TASK TO COMPLETE: Return the full material exactly.
───── TASK INPUTS ─────
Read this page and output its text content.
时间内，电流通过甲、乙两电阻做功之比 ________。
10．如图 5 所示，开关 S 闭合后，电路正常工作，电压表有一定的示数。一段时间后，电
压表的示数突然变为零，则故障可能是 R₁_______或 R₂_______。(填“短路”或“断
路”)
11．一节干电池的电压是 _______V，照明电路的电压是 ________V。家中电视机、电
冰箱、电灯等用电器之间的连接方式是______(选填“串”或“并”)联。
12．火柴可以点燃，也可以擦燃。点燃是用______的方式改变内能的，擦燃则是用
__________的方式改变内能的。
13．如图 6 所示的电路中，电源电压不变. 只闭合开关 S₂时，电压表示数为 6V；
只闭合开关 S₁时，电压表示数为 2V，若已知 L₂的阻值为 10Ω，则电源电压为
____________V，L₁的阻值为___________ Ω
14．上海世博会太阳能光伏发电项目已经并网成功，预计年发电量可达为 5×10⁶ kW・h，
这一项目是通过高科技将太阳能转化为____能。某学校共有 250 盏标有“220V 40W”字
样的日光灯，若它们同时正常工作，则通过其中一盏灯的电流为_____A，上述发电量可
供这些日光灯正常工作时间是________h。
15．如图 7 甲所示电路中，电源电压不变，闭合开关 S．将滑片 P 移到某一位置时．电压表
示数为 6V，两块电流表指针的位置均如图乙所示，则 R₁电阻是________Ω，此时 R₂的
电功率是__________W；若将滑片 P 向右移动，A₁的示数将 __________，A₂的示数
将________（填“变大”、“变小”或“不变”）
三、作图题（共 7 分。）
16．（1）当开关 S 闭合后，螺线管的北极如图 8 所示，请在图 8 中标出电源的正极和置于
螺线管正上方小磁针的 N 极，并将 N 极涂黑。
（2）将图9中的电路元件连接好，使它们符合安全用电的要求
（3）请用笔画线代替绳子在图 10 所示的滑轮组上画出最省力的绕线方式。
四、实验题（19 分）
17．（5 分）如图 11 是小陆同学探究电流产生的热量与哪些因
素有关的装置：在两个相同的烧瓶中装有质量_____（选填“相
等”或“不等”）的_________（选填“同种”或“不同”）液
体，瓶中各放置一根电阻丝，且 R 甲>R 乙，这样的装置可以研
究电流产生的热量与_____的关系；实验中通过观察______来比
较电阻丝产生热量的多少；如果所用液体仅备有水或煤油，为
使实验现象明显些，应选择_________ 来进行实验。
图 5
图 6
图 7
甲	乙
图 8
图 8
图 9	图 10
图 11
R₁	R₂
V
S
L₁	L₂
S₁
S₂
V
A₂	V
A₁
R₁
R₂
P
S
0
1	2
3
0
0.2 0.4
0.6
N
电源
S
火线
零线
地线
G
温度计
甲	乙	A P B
─────
SOLUTION BELOW:
Read this page and output its text content.
时间内，电流通过甲、乙两电阻做功之比 ________。
10．如图 5 所示，开关 S 闭合后，电路正常工作，电压表有一定的示数。一段时间后，电
压表的示数突然变为零，则故障可能是 R₁_______或 R₂_______。(填“短路”或“断
路”)
11．一节干电池的电压是 _______V，照明电路的电压是 ________V。家中电视机、电
冰箱、电灯等用电器之间的连接方式是______(选填“串”或“并”)联。
12．火柴可以点燃，也可以擦燃。点燃是用______的方式改变内能的，擦燃则是用
__________的方式改变内能的。
13．如图 6 所示的电路中，电源电压不变. 只闭合开关 S₂时，电压表示数为 6V；
只闭合开关 S₁时，电压表示数为 2V，若已知 L₂的阻值为 10Ω，则电源电压为
____________V，L₁的阻值为___________ Ω
14．上海世博会太阳能光伏发电项目已经并网成功，预计年发电量可达为 5×10⁶ kW・h，
这一项目是通过高科技将太阳能转化为____能。某学校共有 250 盏标有“220V 40W”字
样的日光灯，若它们同时正常工作，则通过其中一盏灯的电流为_____A，上述发电量可
供这些日光灯正常工作时间是________h。
15．如图 7 甲所示电路中，电源电压不变，闭合开关 S．将滑片 P 移到某一位置时．电压表
示数为 6V，两块电流表指针的位置均如图乙所示，则 R₁电阻是________Ω，此时 R₂的
电功率是__________W；若将滑片 P 向右移动，A₁的示数将 __________，A₂的示数
将________（填“变大”、“变小”或“不变”）
三、作图题（共 7 分。）
16．（1）当开关 S 闭合后，螺线管的北极如图 8 所示，请在图 8 中标出电源的正极和置于
螺线管正上方小磁针的 N 极，并将 N 极涂黑。
（2）将图9中的电路元件连接好，使它们符合安全用电的要求
（3）请用笔画线代替绳子在图 10 所示的滑轮组上画出最省力的绕线方式。
四、实验题（19 分）
17．（5 分）如图 11 是小陆同学探究电流产生的热量与哪些因
素有关的装置：在两个相同的烧瓶中装有质量_____（选填“相
等”或“不等”）的_________（选填“同种”或“不同”）液
体，瓶中各放置一根电阻丝，且 R 甲>R 乙，这样的装置可以研
究电流产生的热量与_____的关系；实验中通过观察______来比
较电阻丝产生热量的多少；如果所用液体仅备有水或煤油，为
使实验现象明显些，应选择_________ 来进行实验。
图 5
图 6
图 7
甲	乙
图 8
图 8
图 9	图 10
图 11
R₁	R₂
V
S
L₁	L₂
S₁
S₂
V
A₂	V
A₁
R₁
R₂
P
S
0
1	2
3
0
0.2 0.4
0.6
N
电源
S
火线
零线
地线
G
温度计
甲	乙	A P B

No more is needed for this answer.